Do this: Restate each entry word for word, leaving nothing out.
-------
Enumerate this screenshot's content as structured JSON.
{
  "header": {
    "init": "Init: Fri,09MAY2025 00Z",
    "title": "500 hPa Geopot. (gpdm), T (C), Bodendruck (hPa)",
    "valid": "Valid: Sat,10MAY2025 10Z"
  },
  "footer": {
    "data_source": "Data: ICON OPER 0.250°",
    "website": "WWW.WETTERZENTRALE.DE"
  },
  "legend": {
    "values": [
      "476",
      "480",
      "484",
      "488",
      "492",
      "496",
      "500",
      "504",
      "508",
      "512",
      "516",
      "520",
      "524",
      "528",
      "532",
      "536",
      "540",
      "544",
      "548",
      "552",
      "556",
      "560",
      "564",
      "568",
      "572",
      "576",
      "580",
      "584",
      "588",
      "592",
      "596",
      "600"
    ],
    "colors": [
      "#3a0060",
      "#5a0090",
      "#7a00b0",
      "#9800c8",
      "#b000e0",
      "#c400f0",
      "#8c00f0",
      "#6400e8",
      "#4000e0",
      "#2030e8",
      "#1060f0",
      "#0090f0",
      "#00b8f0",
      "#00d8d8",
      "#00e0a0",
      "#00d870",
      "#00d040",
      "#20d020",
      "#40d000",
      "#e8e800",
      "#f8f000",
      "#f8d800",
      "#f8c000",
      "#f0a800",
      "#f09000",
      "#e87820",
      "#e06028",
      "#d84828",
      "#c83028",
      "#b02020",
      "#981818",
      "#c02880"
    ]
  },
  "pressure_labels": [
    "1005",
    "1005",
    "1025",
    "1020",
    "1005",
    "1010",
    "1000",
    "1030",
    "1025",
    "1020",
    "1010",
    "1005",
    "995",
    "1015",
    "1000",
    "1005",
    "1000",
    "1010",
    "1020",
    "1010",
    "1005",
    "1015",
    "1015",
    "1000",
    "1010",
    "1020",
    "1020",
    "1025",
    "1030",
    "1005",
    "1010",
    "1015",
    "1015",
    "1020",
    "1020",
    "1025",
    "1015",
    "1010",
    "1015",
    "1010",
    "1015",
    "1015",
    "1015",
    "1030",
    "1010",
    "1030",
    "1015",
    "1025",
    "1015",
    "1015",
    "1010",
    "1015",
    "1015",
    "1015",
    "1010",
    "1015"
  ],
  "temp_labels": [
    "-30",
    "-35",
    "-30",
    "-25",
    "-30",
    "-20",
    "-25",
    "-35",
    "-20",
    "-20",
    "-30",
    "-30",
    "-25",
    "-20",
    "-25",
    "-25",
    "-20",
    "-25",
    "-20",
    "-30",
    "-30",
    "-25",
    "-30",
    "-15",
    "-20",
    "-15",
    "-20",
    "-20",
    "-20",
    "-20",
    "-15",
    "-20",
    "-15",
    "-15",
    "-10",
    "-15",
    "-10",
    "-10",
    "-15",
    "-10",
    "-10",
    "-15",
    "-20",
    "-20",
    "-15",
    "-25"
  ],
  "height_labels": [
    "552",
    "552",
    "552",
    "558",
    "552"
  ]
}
-------
Exercise output:
Enumerate this screenshot's content as structured JSON.
{
  "header": {
    "init": "Init: Fri,09MAY2025 00Z",
    "title": "500 hPa Geopot. (gpdm), T (C), Bodendruck (hPa)",
    "valid": "Valid: Sat,10MAY2025 10Z"
  },
  "footer": {
    "data_source": "Data: ICON OPER 0.250°",
    "website": "WWW.WETTERZENTRALE.DE"
  },
  "legend": {
    "values": [
      "476",
      "480",
      "484",
      "488",
      "492",
      "496",
      "500",
      "504",
      "508",
      "512",
      "516",
      "520",
      "524",
      "528",
      "532",
      "536",
      "540",
      "544",
      "548",
      "552",
      "556",
      "560",
      "564",
      "568",
      "572",
      "576",
      "580",
      "584",
      "588",
      "592",
      "596",
      "600"
    ],
    "colors": [
      "#3a0060",
      "#5a0090",
      "#7a00b0",
      "#9800c8",
      "#b000e0",
      "#c400f0",
      "#8c00f0",
      "#6400e8",
      "#4000e0",
      "#2030e8",
      "#1060f0",
      "#0090f0",
      "#00b8f0",
      "#00d8d8",
      "#00e0a0",
      "#00d870",
      "#00d040",
      "#20d020",
      "#40d000",
      "#e8e800",
      "#f8f000",
      "#f8d800",
      "#f8c000",
      "#f0a800",
      "#f09000",
      "#e87820",
      "#e06028",
      "#d84828",
      "#c83028",
      "#b02020",
      "#981818",
      "#c02880"
    ]
  },
  "pressure_labels": [
    "1005",
    "1005",
    "1025",
    "1020",
    "1005",
    "1010",
    "1000",
    "1030",
    "1025",
    "1020",
    "1010",
    "1005",
    "995",
    "1015",
    "1000",
    "1005",
    "1000",
    "1010",
    "1020",
    "1010",
    "1005",
    "1015",
    "1015",
    "1000",
    "1010",
    "1020",
    "1020",
    "1025",
    "1030",
    "1005",
    "1010",
    "1015",
    "1015",
    "1020",
    "1020",
    "1025",
    "1015",
    "1010",
    "1015",
    "1010",
    "1015",
    "1015",
    "1015",
    "1030",
    "1010",
    "1030",
    "1015",
    "1025",
    "1015",
    "1015",
    "1010",
    "1015",
    "1015",
    "1015",
    "1010",
    "1015"
  ],
  "temp_labels": [
    "-30",
    "-35",
    "-30",
    "-25",
    "-30",
    "-20",
    "-25",
    "-35",
    "-20",
    "-20",
    "-30",
    "-30",
    "-25",
    "-20",
    "-25",
    "-25",
    "-20",
    "-25",
    "-20",
    "-30",
    "-30",
    "-25",
    "-30",
    "-15",
    "-20",
    "-15",
    "-20",
    "-20",
    "-20",
    "-20",
    "-15",
    "-20",
    "-15",
    "-15",
    "-10",
    "-15",
    "-10",
    "-10",
    "-15",
    "-10",
    "-10",
    "-15",
    "-20",
    "-20",
    "-15",
    "-25"
  ],
  "height_labels": [
    "552",
    "552",
    "552",
    "558",
    "552"
  ]
}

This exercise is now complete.